- [EXERCISE DETAILS]:
The entries below need to be written out exactly, with no pictures included.

- [EXTRACTED ENTRIES]:

···

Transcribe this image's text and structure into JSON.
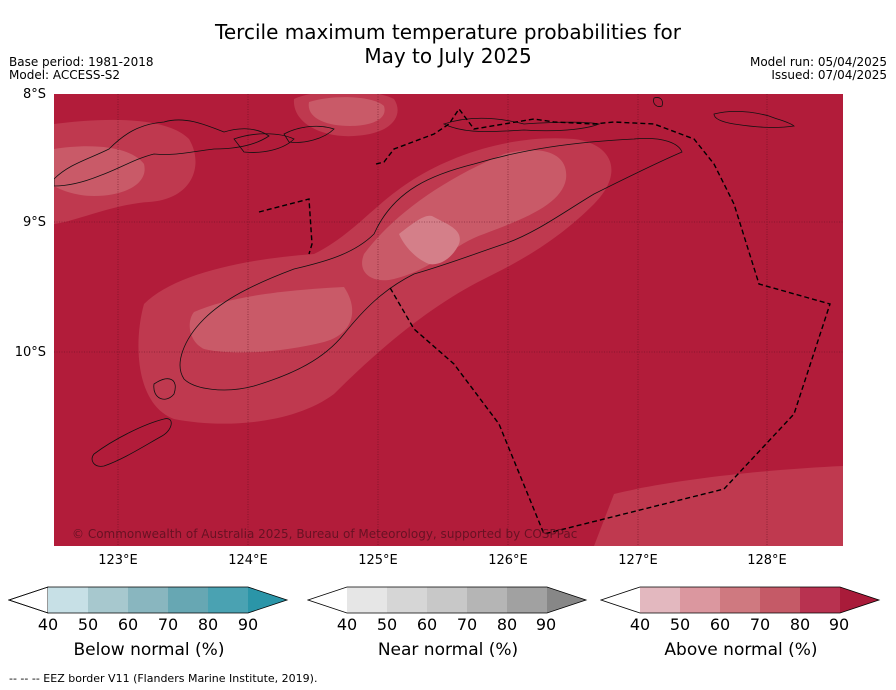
{
  "header": {
    "title_line1": "Tercile maximum temperature probabilities for",
    "title_line2": "May to July 2025",
    "base_period": "Base period: 1981-2018",
    "model": "Model: ACCESS-S2",
    "model_run": "Model run: 05/04/2025",
    "issued": "Issued: 07/04/2025"
  },
  "map": {
    "lat_labels": [
      "8°S",
      "9°S",
      "10°S"
    ],
    "lon_labels": [
      "123°E",
      "124°E",
      "125°E",
      "126°E",
      "127°E",
      "128°E"
    ],
    "copyright": "© Commonwealth of Australia 2025, Bureau of Meteorology, supported by COSPPac",
    "colors": {
      "above_90": "#b21c3a",
      "above_80": "#bf394f",
      "above_70": "#c95a68",
      "above_60": "#d47f89"
    }
  },
  "legends": [
    {
      "title": "Below normal (%)",
      "ticks": [
        "40",
        "50",
        "60",
        "70",
        "80",
        "90"
      ],
      "colors": [
        "#ffffff",
        "#c7e0e6",
        "#a7c8ce",
        "#89b6bf",
        "#67a7b3",
        "#4aa2b2",
        "#2b95a8"
      ]
    },
    {
      "title": "Near normal (%)",
      "ticks": [
        "40",
        "50",
        "60",
        "70",
        "80",
        "90"
      ],
      "colors": [
        "#ffffff",
        "#e6e6e6",
        "#d6d6d6",
        "#c8c8c8",
        "#b5b5b5",
        "#a1a1a1",
        "#878787"
      ]
    },
    {
      "title": "Above normal (%)",
      "ticks": [
        "40",
        "50",
        "60",
        "70",
        "80",
        "90"
      ],
      "colors": [
        "#ffffff",
        "#e3b8bf",
        "#db979f",
        "#cf7980",
        "#c55a67",
        "#b83250",
        "#a91b3a"
      ]
    }
  ],
  "footnote": "--  --  -- EEZ border V11 (Flanders Marine Institute, 2019)."
}
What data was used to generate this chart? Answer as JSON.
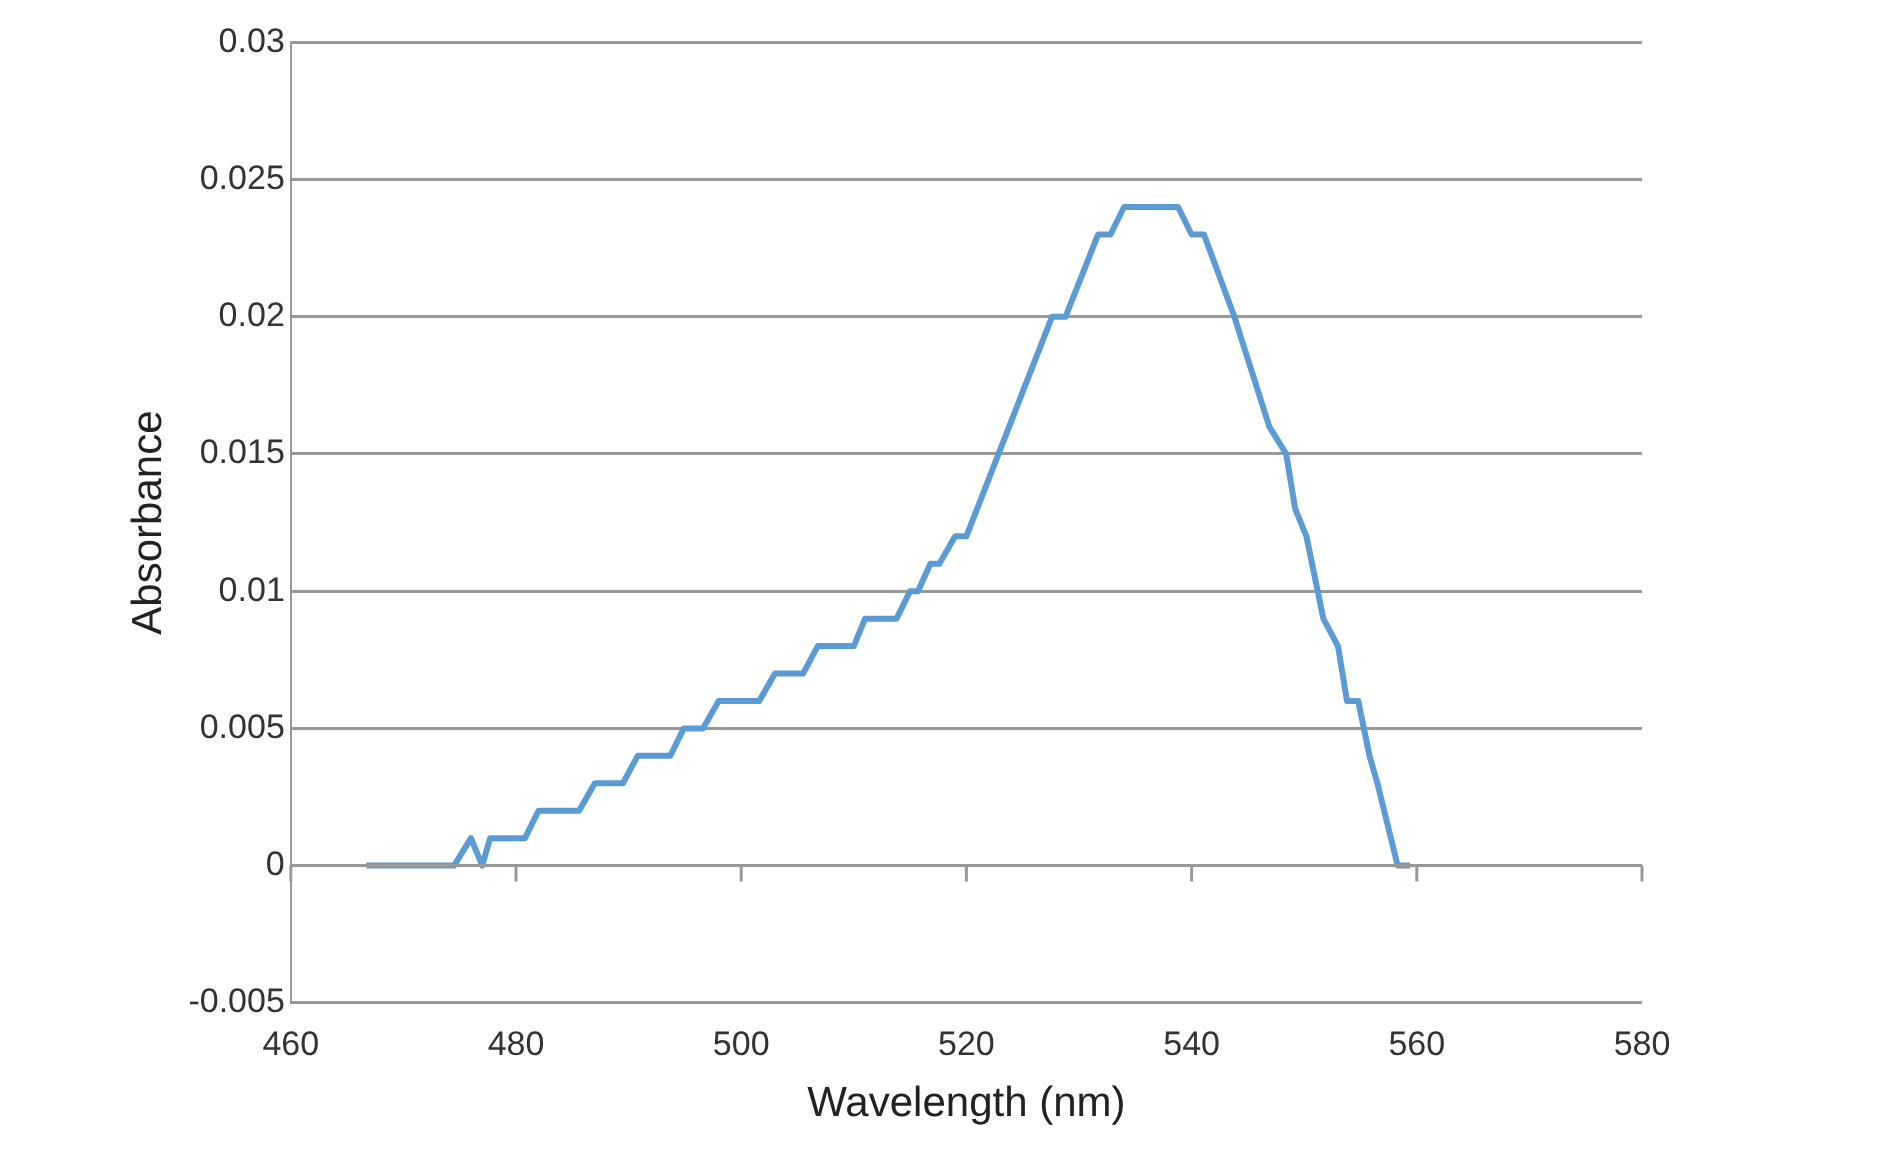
{
  "chart_data": {
    "type": "line",
    "xlabel": "Wavelength (nm)",
    "ylabel": "Absorbance",
    "xlim": [
      460,
      580
    ],
    "xticks": [
      460,
      480,
      500,
      520,
      540,
      560,
      580
    ],
    "ylim": [
      -0.005,
      0.03
    ],
    "yticks": [
      -0.005,
      0,
      0.005,
      0.01,
      0.015,
      0.02,
      0.025,
      0.03
    ],
    "grid": "y",
    "legend": false,
    "marker": "none",
    "line_style": "solid",
    "series": [
      {
        "color": "#5b9bd5",
        "x": [
          466.7,
          474.5,
          476,
          477,
          477.7,
          480.8,
          482,
          485.6,
          487,
          489.5,
          490.8,
          493.7,
          494.9,
          496.6,
          498,
          501.6,
          503,
          505.5,
          506.8,
          510,
          511,
          513.8,
          515,
          515.7,
          516.8,
          517.6,
          519,
          520,
          527.6,
          528.8,
          531.7,
          532.8,
          534,
          538.8,
          540,
          541.1,
          543.8,
          546.9,
          548.4,
          549.2,
          550.2,
          551.7,
          553,
          553.8,
          554.8,
          555.8,
          556.5,
          558.3,
          559.4
        ],
        "values": [
          0,
          0,
          0.001,
          0,
          0.001,
          0.001,
          0.002,
          0.002,
          0.003,
          0.003,
          0.004,
          0.004,
          0.005,
          0.005,
          0.006,
          0.006,
          0.007,
          0.007,
          0.008,
          0.008,
          0.009,
          0.009,
          0.01,
          0.01,
          0.011,
          0.011,
          0.012,
          0.012,
          0.02,
          0.02,
          0.023,
          0.023,
          0.024,
          0.024,
          0.023,
          0.023,
          0.02,
          0.016,
          0.015,
          0.013,
          0.012,
          0.009,
          0.008,
          0.006,
          0.006,
          0.004,
          0.003,
          0,
          0
        ]
      }
    ]
  }
}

···

- [FULL SOLUTION]:
Transcribe this image's text and structure into JSON.
{
  "header": {
    "title_line1": "Tercile maximum temperature probabilities for",
    "title_line2": "May to July 2025",
    "base_period": "Base period: 1981-2018",
    "model": "Model: ACCESS-S2",
    "model_run": "Model run: 05/04/2025",
    "issued": "Issued: 07/04/2025"
  },
  "map": {
    "lat_labels": [
      "8°S",
      "9°S",
      "10°S"
    ],
    "lon_labels": [
      "123°E",
      "124°E",
      "125°E",
      "126°E",
      "127°E",
      "128°E"
    ],
    "copyright": "© Commonwealth of Australia 2025, Bureau of Meteorology, supported by COSPPac",
    "colors": {
      "above_90": "#b21c3a",
      "above_80": "#bf394f",
      "above_70": "#c95a68",
      "above_60": "#d47f89"
    }
  },
  "legends": [
    {
      "title": "Below normal (%)",
      "ticks": [
        "40",
        "50",
        "60",
        "70",
        "80",
        "90"
      ],
      "colors": [
        "#ffffff",
        "#c7e0e6",
        "#a7c8ce",
        "#89b6bf",
        "#67a7b3",
        "#4aa2b2",
        "#2b95a8"
      ]
    },
    {
      "title": "Near normal (%)",
      "ticks": [
        "40",
        "50",
        "60",
        "70",
        "80",
        "90"
      ],
      "colors": [
        "#ffffff",
        "#e6e6e6",
        "#d6d6d6",
        "#c8c8c8",
        "#b5b5b5",
        "#a1a1a1",
        "#878787"
      ]
    },
    {
      "title": "Above normal (%)",
      "ticks": [
        "40",
        "50",
        "60",
        "70",
        "80",
        "90"
      ],
      "colors": [
        "#ffffff",
        "#e3b8bf",
        "#db979f",
        "#cf7980",
        "#c55a67",
        "#b83250",
        "#a91b3a"
      ]
    }
  ],
  "footnote": "--  --  -- EEZ border V11 (Flanders Marine Institute, 2019)."
}
What data was used to generate this chart? Answer as JSON.
{
  "chart_data": {
    "type": "line",
    "xlabel": "Wavelength (nm)",
    "ylabel": "Absorbance",
    "xlim": [
      460,
      580
    ],
    "xticks": [
      460,
      480,
      500,
      520,
      540,
      560,
      580
    ],
    "ylim": [
      -0.005,
      0.03
    ],
    "yticks": [
      -0.005,
      0,
      0.005,
      0.01,
      0.015,
      0.02,
      0.025,
      0.03
    ],
    "grid": "y",
    "legend": false,
    "marker": "none",
    "line_style": "solid",
    "series": [
      {
        "color": "#5b9bd5",
        "x": [
          466.7,
          474.5,
          476,
          477,
          477.7,
          480.8,
          482,
          485.6,
          487,
          489.5,
          490.8,
          493.7,
          494.9,
          496.6,
          498,
          501.6,
          503,
          505.5,
          506.8,
          510,
          511,
          513.8,
          515,
          515.7,
          516.8,
          517.6,
          519,
          520,
          527.6,
          528.8,
          531.7,
          532.8,
          534,
          538.8,
          540,
          541.1,
          543.8,
          546.9,
          548.4,
          549.2,
          550.2,
          551.7,
          553,
          553.8,
          554.8,
          555.8,
          556.5,
          558.3,
          559.4
        ],
        "values": [
          0,
          0,
          0.001,
          0,
          0.001,
          0.001,
          0.002,
          0.002,
          0.003,
          0.003,
          0.004,
          0.004,
          0.005,
          0.005,
          0.006,
          0.006,
          0.007,
          0.007,
          0.008,
          0.008,
          0.009,
          0.009,
          0.01,
          0.01,
          0.011,
          0.011,
          0.012,
          0.012,
          0.02,
          0.02,
          0.023,
          0.023,
          0.024,
          0.024,
          0.023,
          0.023,
          0.02,
          0.016,
          0.015,
          0.013,
          0.012,
          0.009,
          0.008,
          0.006,
          0.006,
          0.004,
          0.003,
          0,
          0
        ]
      }
    ]
  }
}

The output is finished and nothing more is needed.